Task statement → Retype the data that follows line by line, exactly, and leave its pictures out.

Begin Data extract

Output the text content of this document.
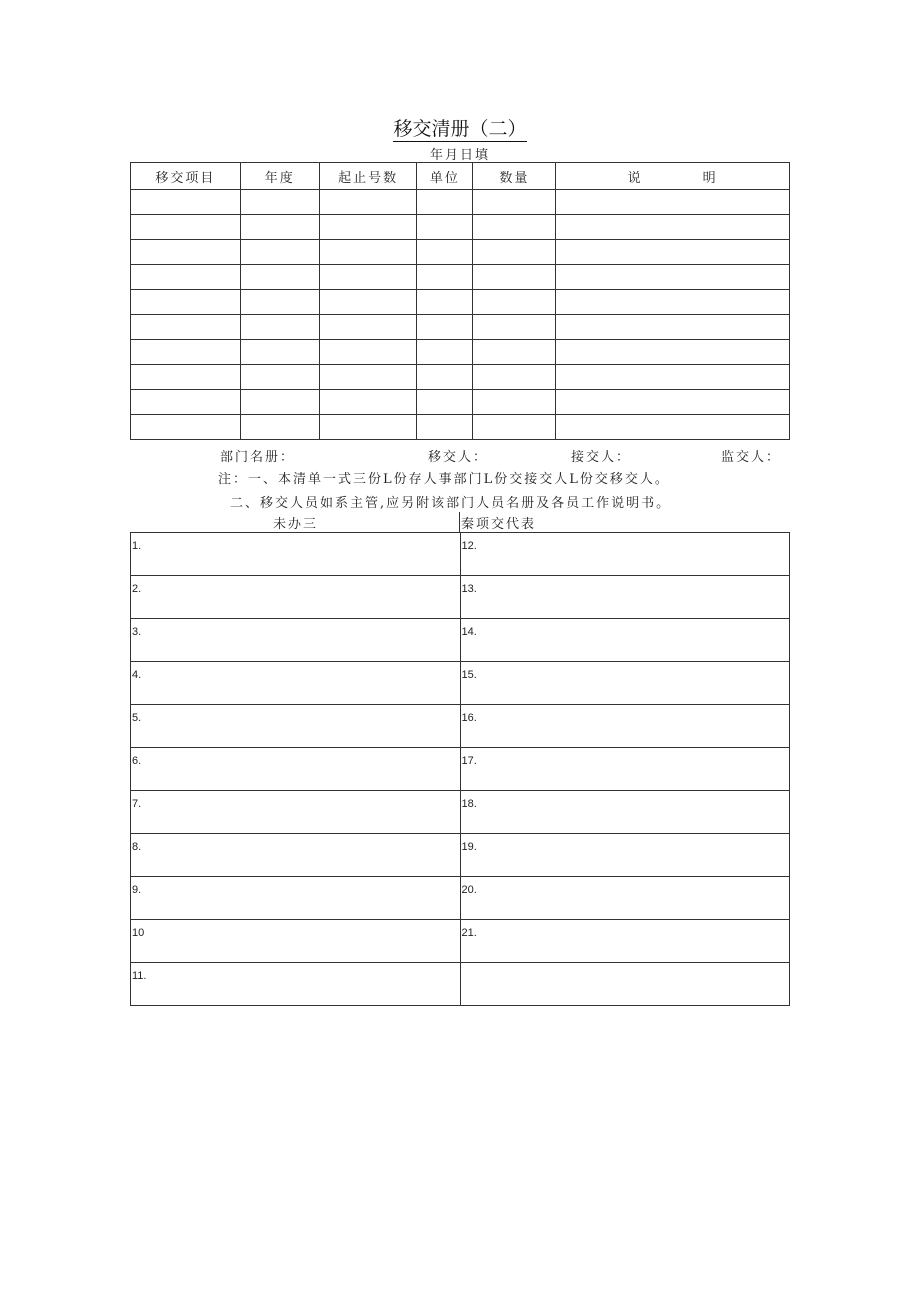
移交清册（二）
年月日填
移交项目	年度	起止号数	单位	数量	说　　　　明

部门名册：	移交人：	接交人：	监交人：
注：一、本清单一式三份L份存人事部门L份交接交人L份交移交人。
二、移交人员如系主管,应另附该部门人员名册及各员工作说明书。
未办三	秦项交代表
1.	12.
2.	13.
3.	14.
4.	15.
5.	16.
6.	17.
7.	18.
8.	19.
9.	20.
10	21.
11.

End Data extract

Completed exercise →
Output the text content of this document.
移交清册（二）
年月日填
移交项目	年度	起止号数	单位	数量	说　　　　明

部门名册：	移交人：	接交人：	监交人：
注：一、本清单一式三份L份存人事部门L份交接交人L份交移交人。
二、移交人员如系主管,应另附该部门人员名册及各员工作说明书。
未办三	秦项交代表
1.	12.
2.	13.
3.	14.
4.	15.
5.	16.
6.	17.
7.	18.
8.	19.
9.	20.
10	21.
11.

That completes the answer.